[Data excerpts]
[start]

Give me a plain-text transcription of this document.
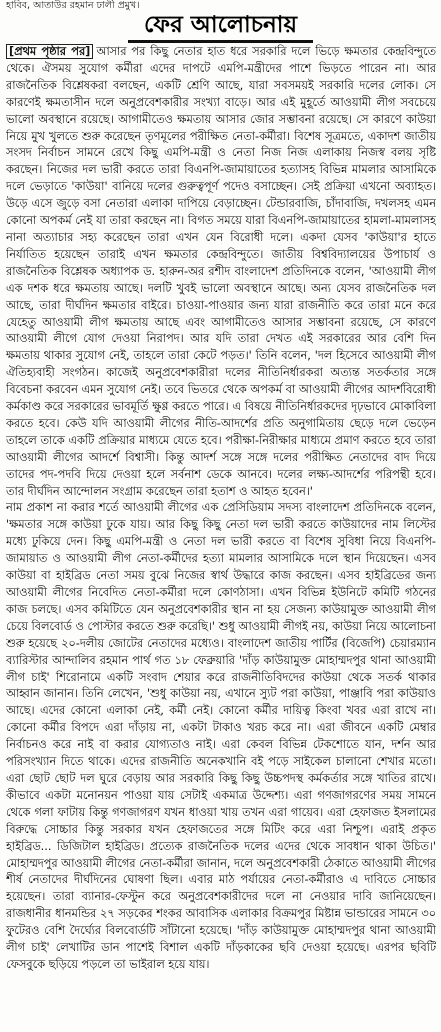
হাবিব, আতাউর রহমান ঢালী প্রমুখ।
ফের আলোচনায়

[প্রথম পৃষ্ঠার পর] আসার পর কিছু নেতার হাত ধরে সরকারি দলে ভিড়ে ক্ষমতার কেন্দ্রবিন্দুতে থেকে। ঐসময় সুযোগ কর্মীরা এদের দাপটে এমপি-মন্ত্রীদের পাশে ভিড়তে পারেন না। আর রাজনৈতিক বিশ্লেষকরা বলছেন, একটি শ্রেণি আছে, যারা সবসময়ই সরকারি দলের লোক। সে কারণেই ক্ষমতাসীন দলে অনুপ্রবেশকারীর সংখ্যা বাড়ে। আর এই মুহূর্তে আওয়ামী লীগ সবচেয়ে ভালো অবস্থানে রয়েছে। আগামীতেও ক্ষমতায় আসার জোর সম্ভাবনা রয়েছে। সে কারণে কাউয়া নিয়ে মুখ খুলতে শুরু করেছেন তৃণমূলের পরীক্ষিত নেতা-কর্মীরা। বিশেষ সূত্রমতে, একাদশ জাতীয় সংসদ নির্বাচন সামনে রেখে কিছু এমপি-মন্ত্রী ও নেতা নিজ নিজ এলাকায় নিজস্ব বলয় সৃষ্টি করছেন। নিজের দল ভারী করতে তারা বিএনপি-জামায়াতের হত্যাসহ বিভিন্ন মামলার আসামিকে দলে ভেড়াতে 'কাউয়া' বানিয়ে দলের গুরুত্বপূর্ণ পদেও বসাচ্ছেন। সেই প্রক্রিয়া এখনো অব্যাহত। উড়ে এসে জুড়ে বসা নেতারা এলাকা দাপিয়ে বেড়াচ্ছেন। টেন্ডারবাজি, চাঁদাবাজি, দখলসহ এমন কোনো অপকর্ম নেই যা তারা করছেন না। বিগত সময়ে যারা বিএনপি-জামায়াতের হামলা-মামলাসহ নানা অত্যাচার সহ্য করেছেন তারা এখন যেন বিরোধী দলে। একদা যেসব 'কাউয়া'র হাতে নির্যাতিত হয়েছেন তারাই এখন ক্ষমতার কেন্দ্রবিন্দুতে। জাতীয় বিশ্ববিদ্যালয়ের উপাচার্য ও রাজনৈতিক বিশ্লেষক অধ্যাপক ড. হারুন-অর রশীদ বাংলাদেশ প্রতিদিনকে বলেন, 'আওয়ামী লীগ এক দশক ধরে ক্ষমতায় আছে। দলটি খুবই ভালো অবস্থানে আছে। অন্য যেসব রাজনৈতিক দল আছে, তারা দীর্ঘদিন ক্ষমতার বাইরে। চাওয়া-পাওয়ার জন্য যারা রাজনীতি করে তারা মনে করে যেহেতু আওয়ামী লীগ ক্ষমতায় আছে এবং আগামীতেও আসার সম্ভাবনা রয়েছে, সে কারণে আওয়ামী লীগে যোগ দেওয়া নিরাপদ। আর যদি তারা দেখত এই সরকারের আর বেশি দিন ক্ষমতায় থাকার সুযোগ নেই, তাহলে তারা কেটে পড়ত।' তিনি বলেন, 'দল হিসেবে আওয়ামী লীগ ঐতিহ্যবাহী সংগঠন। কাজেই অনুপ্রবেশকারীরা দলের নীতিনির্ধারকরা অত্যন্ত সতর্কতার সঙ্গে বিবেচনা করবেন এমন সুযোগ নেই। তবে ভিতরে থেকে অপকর্ম বা আওয়ামী লীগের আদর্শবিরোধী কর্মকাণ্ড করে সরকারের ভাবমূর্তি ক্ষুণ্ণ করতে পারে। এ বিষয়ে নীতিনির্ধারকদের দৃঢ়ভাবে মোকাবিলা করতে হবে। কেউ যদি আওয়ামী লীগের নীতি-আদর্শের প্রতি অনুগামিতায় ছেড়ে দলে ভেড়েন তাহলে তাকে একটি প্রক্রিয়ার মাধ্যমে যেতে হবে। পরীক্ষা-নিরীক্ষার মাধ্যমে প্রমাণ করতে হবে তারা আওয়ামী লীগের আদর্শে বিশ্বাসী। কিন্তু আদর্শ সঙ্গে সঙ্গে দলের পরীক্ষিত নেতাদের বাদ দিয়ে তাদের পদ-পদবি দিয়ে দেওয়া হলে সর্বনাশ ডেকে আনবে। দলের লক্ষ্য-আদর্শের পরিপন্থী হবে। তার দীর্ঘদিন আন্দোলন সংগ্রাম করেছেন তারা হতাশ ও আহত হবেন।'

নাম প্রকাশ না করার শর্তে আওয়ামী লীগের এক প্রেসিডিয়াম সদস্য বাংলাদেশ প্রতিদিনকে বলেন, 'ক্ষমতার সঙ্গে কাউয়া ঢুকে যায়। আর কিছু কিছু নেতা দল ভারী করতে কাউয়াদের নাম লিস্টের মধ্যে ঢুকিয়ে দেন। কিছু এমপি-মন্ত্রী ও নেতা দল ভারী করতে বা বিশেষ সুবিধা নিয়ে বিএনপি-জামায়াত ও আওয়ামী লীগ নেতা-কর্মীদের হত্যা মামলার আসামিকে দলে স্থান দিয়েছেন। এসব কাউয়া বা হাইব্রিড নেতা সময় বুঝে নিজের স্বার্থ উদ্ধারে কাজ করছেন। এসব হাইব্রিডের জন্য আওয়ামী লীগের নিবেদিত নেতা-কর্মীরা দলে কোণঠাসা। এখন বিভিন্ন ইউনিটে কমিটি গঠনের কাজ চলছে। এসব কমিটিতে যেন অনুপ্রবেশকারীর স্থান না হয় সেজন্য কাউয়ামুক্ত আওয়ামী লীগ চেয়ে বিলবোর্ড ও পোস্টার করতে শুরু করেছি।' শুধু আওয়ামী লীগই নয়, কাউয়া নিয়ে আলোচনা শুরু হয়েছে ২০-দলীয় জোটের নেতাদের মধ্যেও। বাংলাদেশ জাতীয় পার্টির (বিজেপি) চেয়ারম্যান ব্যারিস্টার আন্দালিব রহমান পার্থ গত ১৮ ফেব্রুয়ারি 'দাঁড় কাউয়ামুক্ত মোহাম্মদপুর থানা আওয়ামী লীগ চাই' শিরোনামে একটি সংবাদ শেয়ার করে রাজনীতিবিদদের কাউয়া থেকে সতর্ক থাকার আহ্বান জানান। তিনি লেখেন, 'শুধু কাউয়া নয়, এখানে স্যুট পরা কাউয়া, পাঞ্জাবি পরা কাউয়াও আছে। এদের কোনো এলাকা নেই, কর্মী নেই। কোনো কর্মীর দায়িত্ব কিংবা খবর এরা রাখে না। কোনো কর্মীর বিপদে এরা দাঁড়ায় না, একটা টাকাও খরচ করে না। এরা জীবনে একটি মেম্বার নির্বাচনও করে নাই বা করার যোগ্যতাও নাই। এরা কেবল বিভিন্ন টেকশোতে যান, দর্শন আর পরিসংখ্যান দিতে থাকে। এদের রাজনীতি অনেকখানি বই পড়ে সাইকেল চালানো শেখার মতো। এরা ছোট ছোট দল ঘুরে বেড়ায় আর সরকারি কিছু কিছু উচ্চপদস্থ কর্মকর্তার সঙ্গে খাতির রাখে। কীভাবে একটা মনোনয়ন পাওয়া যায় সেটাই একমাত্র উদ্দেশ্য। এরা গণজাগরণের সময় সামনে থেকে গলা ফাটায় কিন্তু গণজাগরণ যখন ধাওয়া খায় তখন এরা গায়েব। এরা হেফাজত ইসলামের বিরুদ্ধে সোচ্চার কিন্তু সরকার যখন হেফাজতের সঙ্গে মিটিং করে এরা নিশ্চুপ। এরাই প্রকৃত হাইব্রিড... ডিজিটাল হাইব্রিড। প্রত্যেক রাজনৈতিক দলের এদের থেকে সাবধান থাকা উচিত।' মোহাম্মদপুর আওয়ামী লীগের নেতা-কর্মীরা জানান, দলে অনুপ্রবেশকারী ঠেকাতে আওয়ামী লীগের শীর্ষ নেতাদের দীর্ঘদিনের ঘোষণা ছিল। এবার মাঠ পর্যায়ের নেতা-কর্মীরাও এ দাবিতে সোচ্চার হয়েছেন। তারা ব্যানার-ফেস্টুন করে অনুপ্রবেশকারীদের দলে না নেওয়ার দাবি জানিয়েছেন। রাজধানীর ধানমন্ডির ২৭ সড়কের শংকর আবাসিক এলাকার বিক্রমপুর মিষ্টান্ন ভান্ডারের সামনে ৩০ ফুটেরও বেশি দৈর্ঘ্যের বিলবোর্ডটি সাঁটানো হয়েছে। 'দাঁড় কাউয়ামুক্ত মোহাম্মদপুর থানা আওয়ামী লীগ চাই' লেখাটির ডান পাশেই বিশাল একটি দাঁড়কাকের ছবি দেওয়া হয়েছে। এরপর ছবিটি ফেসবুকে ছড়িয়ে পড়লে তা ভাইরাল হয়ে যায়।
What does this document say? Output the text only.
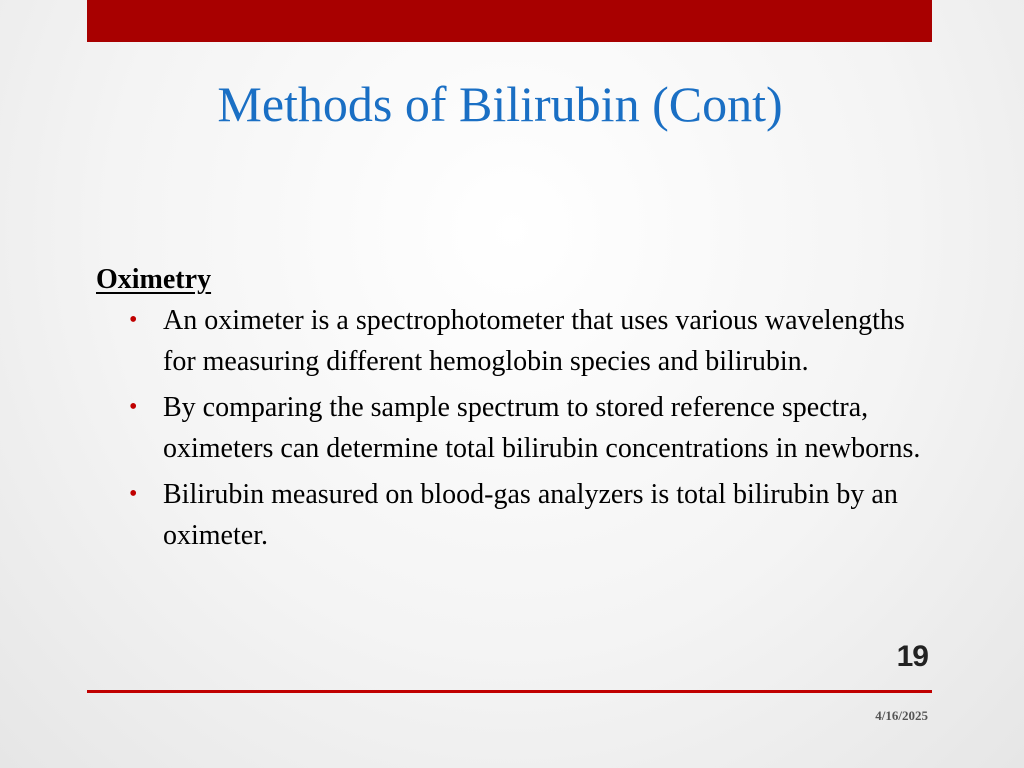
Methods of Bilirubin (Cont)
Oximetry
• An oximeter is a spectrophotometer that uses various wavelengths for measuring different hemoglobin species and bilirubin.
• By comparing the sample spectrum to stored reference spectra, oximeters can determine total bilirubin concentrations in newborns.
• Bilirubin measured on blood-gas analyzers is total bilirubin by an oximeter.
19
4/16/2025
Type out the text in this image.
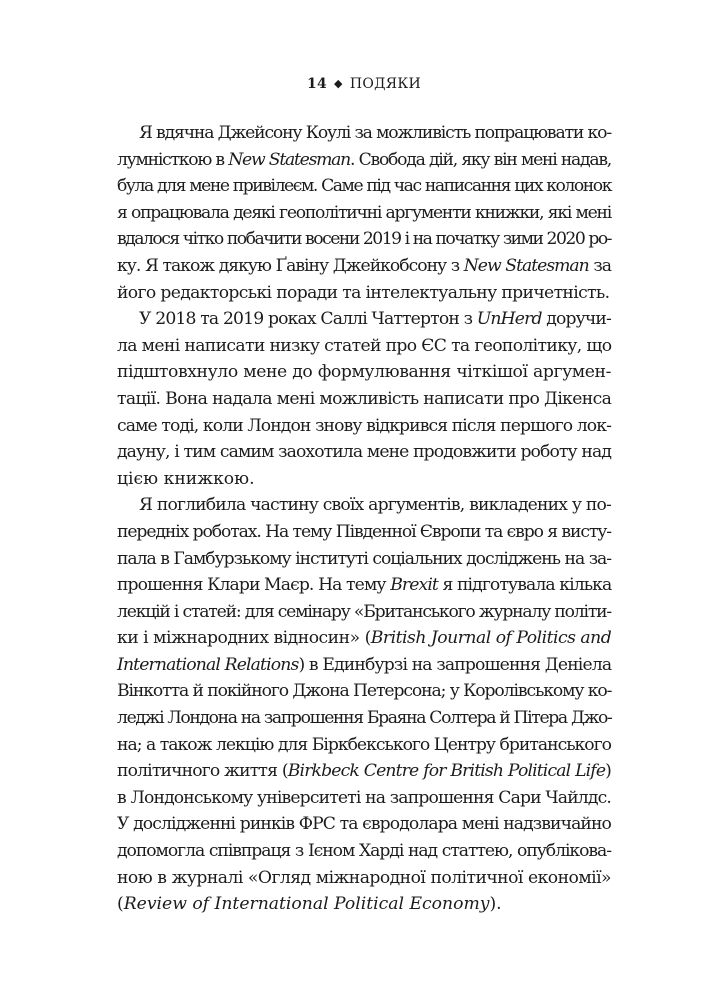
14 ◆ ПОДЯКИ

Я вдячна Джейсону Коулі за можливість попрацювати ко-
лумністкою в New Statesman. Свобода дій, яку він мені надав,
була для мене привілеєм. Саме під час написання цих колонок
я опрацювала деякі геополітичні аргументи книжки, які мені
вдалося чітко побачити восени 2019 і на початку зими 2020 ро-
ку. Я також дякую Ґавіну Джейкобсону з New Statesman за
його редакторські поради та інтелектуальну причетність.

У 2018 та 2019 роках Саллі Чаттертон з UnHerd доручи-
ла мені написати низку статей про ЄС та геополітику, що
підштовхнуло мене до формулювання чіткішої аргумен-
тації. Вона надала мені можливість написати про Дікенса
саме тоді, коли Лондон знову відкрився після першого лок-
дауну, і тим самим заохотила мене продовжити роботу над
цією книжкою.

Я поглибила частину своїх аргументів, викладених у по-
передніх роботах. На тему Південної Європи та євро я висту-
пала в Гамбурзькому інституті соціальних досліджень на за-
прошення Клари Маєр. На тему Brexit я підготувала кілька
лекцій і статей: для семінару «Британського журналу політи-
ки і міжнародних відносин» (British Journal of Politics and
International Relations) в Единбурзі на запрошення Деніела
Вінкотта й покійного Джона Петерсона; у Королівському ко-
леджі Лондона на запрошення Браяна Солтера й Пітера Джо-
на; а також лекцію для Біркбекського Центру британського
політичного життя (Birkbeck Centre for British Political Life)
в Лондонському університеті на запрошення Сари Чайлдс.
У дослідженні ринків ФРС та євродолара мені надзвичайно
допомогла співпраця з Ієном Харді над статтею, опублікова-
ною в журналі «Огляд міжнародної політичної економії»
(Review of International Political Economy).
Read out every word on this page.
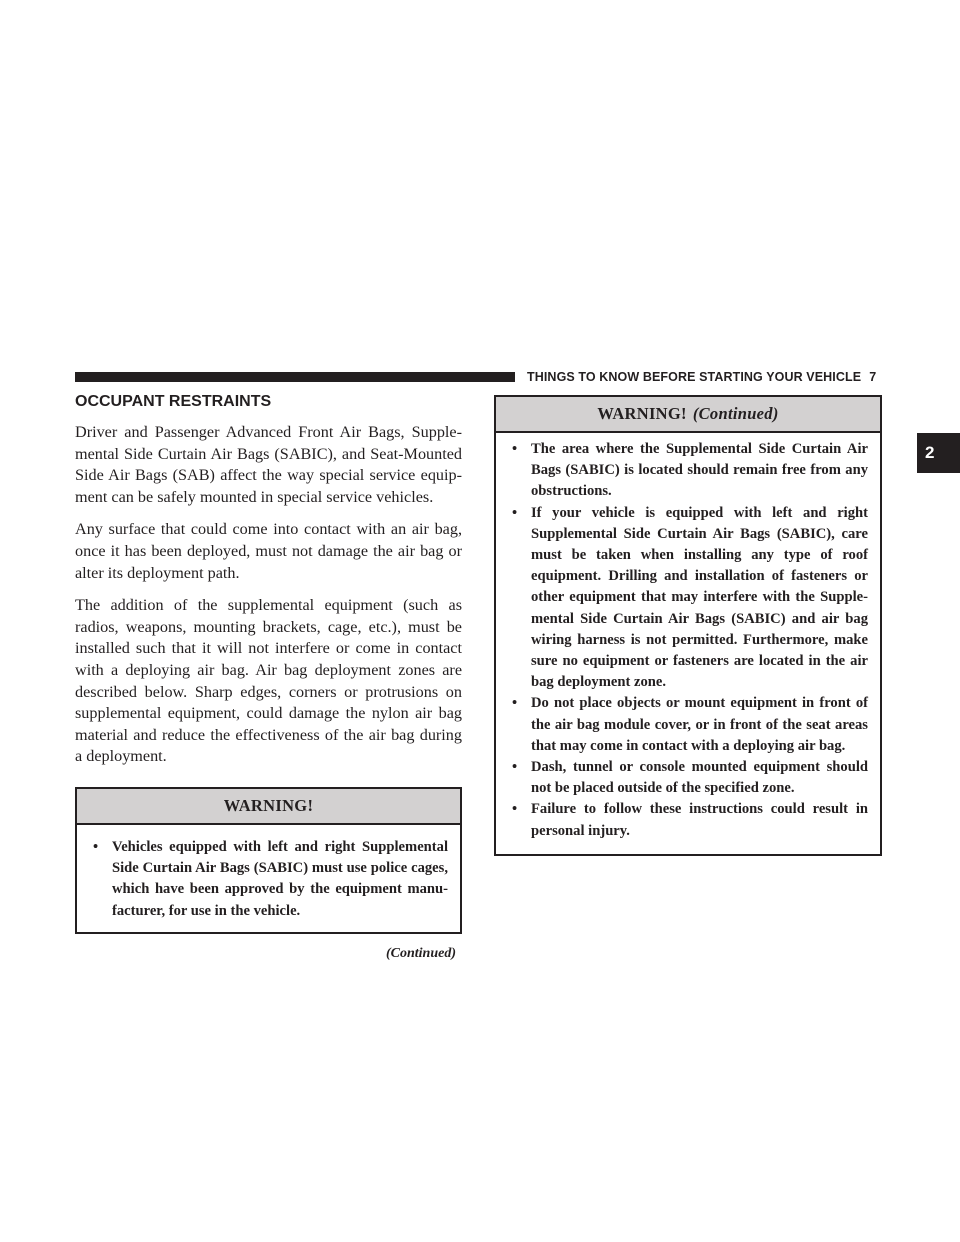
THINGS TO KNOW BEFORE STARTING YOUR VEHICLE 7
2
OCCUPANT RESTRAINTS

Driver and Passenger Advanced Front Air Bags, Supple-mental Side Curtain Air Bags (SABIC), and Seat-Mounted Side Air Bags (SAB) affect the way special service equip-ment can be safely mounted in special service vehicles.

Any surface that could come into contact with an air bag, once it has been deployed, must not damage the air bag or alter its deployment path.

The addition of the supplemental equipment (such as radios, weapons, mounting brackets, cage, etc.), must be installed such that it will not interfere or come in contact with a deploying air bag. Air bag deployment zones are described below. Sharp edges, corners or protrusions on supplemental equipment, could damage the nylon air bag material and reduce the effectiveness of the air bag during a deployment.

WARNING!
• Vehicles equipped with left and right Supplemental Side Curtain Air Bags (SABIC) must use police cages, which have been approved by the equipment manu-facturer, for use in the vehicle.
(Continued)
WARNING! (Continued)
• The area where the Supplemental Side Curtain Air Bags (SABIC) is located should remain free from any obstructions.
• If your vehicle is equipped with left and right Supplemental Side Curtain Air Bags (SABIC), care must be taken when installing any type of roof equipment. Drilling and installation of fasteners or other equipment that may interfere with the Supple-mental Side Curtain Air Bags (SABIC) and air bag wiring harness is not permitted. Furthermore, make sure no equipment or fasteners are located in the air bag deployment zone.
• Do not place objects or mount equipment in front of the air bag module cover, or in front of the seat areas that may come in contact with a deploying air bag.
• Dash, tunnel or console mounted equipment should not be placed outside of the specified zone.
• Failure to follow these instructions could result in personal injury.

[end]

Of the lines in the entries, how many include the word "this"? State only the number.

4